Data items
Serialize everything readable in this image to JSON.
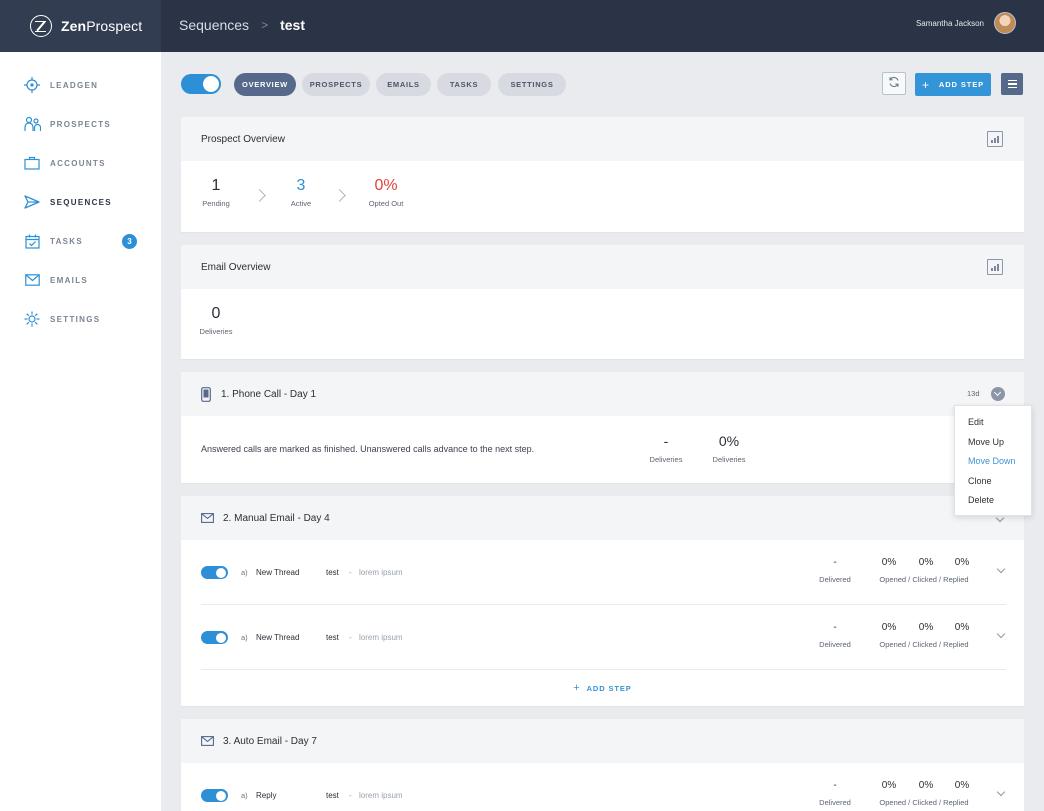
{
  "brand": {
    "name_bold": "Zen",
    "name_rest": "Prospect"
  },
  "breadcrumb": {
    "parent": "Sequences",
    "separator": ">",
    "current": "test"
  },
  "user": {
    "name": "Samantha Jackson"
  },
  "sidebar": {
    "items": [
      {
        "label": "LEADGEN",
        "icon": "target-icon"
      },
      {
        "label": "PROSPECTS",
        "icon": "people-icon"
      },
      {
        "label": "ACCOUNTS",
        "icon": "briefcase-icon"
      },
      {
        "label": "SEQUENCES",
        "icon": "paper-plane-icon",
        "active": true
      },
      {
        "label": "TASKS",
        "icon": "calendar-check-icon",
        "badge": "3"
      },
      {
        "label": "EMAILS",
        "icon": "envelope-icon"
      },
      {
        "label": "SETTINGS",
        "icon": "gear-icon"
      }
    ]
  },
  "toolbar": {
    "sequence_enabled": true,
    "tabs": [
      "OVERVIEW",
      "PROSPECTS",
      "EMAILS",
      "TASKS",
      "SETTINGS"
    ],
    "active_tab": "OVERVIEW",
    "add_step_label": "ADD STEP",
    "add_step_plus": "+"
  },
  "prospect_overview": {
    "title": "Prospect Overview",
    "stats": [
      {
        "value": "1",
        "label": "Pending"
      },
      {
        "value": "3",
        "label": "Active",
        "color": "#2d8fd5"
      },
      {
        "value": "0%",
        "label": "Opted Out",
        "color": "#e0443a"
      }
    ]
  },
  "email_overview": {
    "title": "Email Overview",
    "deliveries_value": "0",
    "deliveries_label": "Deliveries"
  },
  "steps": [
    {
      "title": "1. Phone Call - Day 1",
      "icon": "phone-icon",
      "timer": "13d",
      "description": "Answered calls are marked as finished. Unanswered calls advance to the next step.",
      "stat1_value": "-",
      "stat1_label": "Deliveries",
      "stat2_value": "0%",
      "stat2_label": "Deliveries"
    },
    {
      "title": "2. Manual Email - Day 4",
      "icon": "envelope-icon",
      "rows": [
        {
          "enabled": true,
          "letter": "a)",
          "thread": "New Thread",
          "subject": "test",
          "sep": "-",
          "preview": "lorem ipsum",
          "delivered": "-",
          "delivered_label": "Delivered",
          "opened": "0%",
          "clicked": "0%",
          "replied": "0%",
          "rates_label": "Opened / Clicked / Replied"
        },
        {
          "enabled": true,
          "letter": "a)",
          "thread": "New Thread",
          "subject": "test",
          "sep": "-",
          "preview": "lorem ipsum",
          "delivered": "-",
          "delivered_label": "Delivered",
          "opened": "0%",
          "clicked": "0%",
          "replied": "0%",
          "rates_label": "Opened / Clicked / Replied"
        }
      ],
      "add_step_label": "ADD STEP",
      "add_step_plus": "+"
    },
    {
      "title": "3. Auto Email - Day 7",
      "icon": "envelope-icon",
      "rows": [
        {
          "enabled": true,
          "letter": "a)",
          "thread": "Reply",
          "subject": "test",
          "sep": "-",
          "preview": "lorem ipsum",
          "delivered": "-",
          "delivered_label": "Delivered",
          "opened": "0%",
          "clicked": "0%",
          "replied": "0%",
          "rates_label": "Opened / Clicked / Replied"
        }
      ]
    }
  ],
  "dropdown": {
    "items": [
      "Edit",
      "Move Up",
      "Move Down",
      "Clone",
      "Delete"
    ],
    "highlighted": "Move Down"
  },
  "colors": {
    "accent": "#2d8fd5",
    "danger": "#e0443a",
    "topbar": "#2a3446",
    "tab_active": "#56698a"
  }
}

* **YOUR OBJECTIVE**:
Repeat the material above word for word and skip every image in it.

* **FULL OUTPUT**:
Serialize everything readable in this image to JSON.
{
  "brand": {
    "name_bold": "Zen",
    "name_rest": "Prospect"
  },
  "breadcrumb": {
    "parent": "Sequences",
    "separator": ">",
    "current": "test"
  },
  "user": {
    "name": "Samantha Jackson"
  },
  "sidebar": {
    "items": [
      {
        "label": "LEADGEN",
        "icon": "target-icon"
      },
      {
        "label": "PROSPECTS",
        "icon": "people-icon"
      },
      {
        "label": "ACCOUNTS",
        "icon": "briefcase-icon"
      },
      {
        "label": "SEQUENCES",
        "icon": "paper-plane-icon",
        "active": true
      },
      {
        "label": "TASKS",
        "icon": "calendar-check-icon",
        "badge": "3"
      },
      {
        "label": "EMAILS",
        "icon": "envelope-icon"
      },
      {
        "label": "SETTINGS",
        "icon": "gear-icon"
      }
    ]
  },
  "toolbar": {
    "sequence_enabled": true,
    "tabs": [
      "OVERVIEW",
      "PROSPECTS",
      "EMAILS",
      "TASKS",
      "SETTINGS"
    ],
    "active_tab": "OVERVIEW",
    "add_step_label": "ADD STEP",
    "add_step_plus": "+"
  },
  "prospect_overview": {
    "title": "Prospect Overview",
    "stats": [
      {
        "value": "1",
        "label": "Pending"
      },
      {
        "value": "3",
        "label": "Active",
        "color": "#2d8fd5"
      },
      {
        "value": "0%",
        "label": "Opted Out",
        "color": "#e0443a"
      }
    ]
  },
  "email_overview": {
    "title": "Email Overview",
    "deliveries_value": "0",
    "deliveries_label": "Deliveries"
  },
  "steps": [
    {
      "title": "1. Phone Call - Day 1",
      "icon": "phone-icon",
      "timer": "13d",
      "description": "Answered calls are marked as finished. Unanswered calls advance to the next step.",
      "stat1_value": "-",
      "stat1_label": "Deliveries",
      "stat2_value": "0%",
      "stat2_label": "Deliveries"
    },
    {
      "title": "2. Manual Email - Day 4",
      "icon": "envelope-icon",
      "rows": [
        {
          "enabled": true,
          "letter": "a)",
          "thread": "New Thread",
          "subject": "test",
          "sep": "-",
          "preview": "lorem ipsum",
          "delivered": "-",
          "delivered_label": "Delivered",
          "opened": "0%",
          "clicked": "0%",
          "replied": "0%",
          "rates_label": "Opened / Clicked / Replied"
        },
        {
          "enabled": true,
          "letter": "a)",
          "thread": "New Thread",
          "subject": "test",
          "sep": "-",
          "preview": "lorem ipsum",
          "delivered": "-",
          "delivered_label": "Delivered",
          "opened": "0%",
          "clicked": "0%",
          "replied": "0%",
          "rates_label": "Opened / Clicked / Replied"
        }
      ],
      "add_step_label": "ADD STEP",
      "add_step_plus": "+"
    },
    {
      "title": "3. Auto Email - Day 7",
      "icon": "envelope-icon",
      "rows": [
        {
          "enabled": true,
          "letter": "a)",
          "thread": "Reply",
          "subject": "test",
          "sep": "-",
          "preview": "lorem ipsum",
          "delivered": "-",
          "delivered_label": "Delivered",
          "opened": "0%",
          "clicked": "0%",
          "replied": "0%",
          "rates_label": "Opened / Clicked / Replied"
        }
      ]
    }
  ],
  "dropdown": {
    "items": [
      "Edit",
      "Move Up",
      "Move Down",
      "Clone",
      "Delete"
    ],
    "highlighted": "Move Down"
  },
  "colors": {
    "accent": "#2d8fd5",
    "danger": "#e0443a",
    "topbar": "#2a3446",
    "tab_active": "#56698a"
  }
}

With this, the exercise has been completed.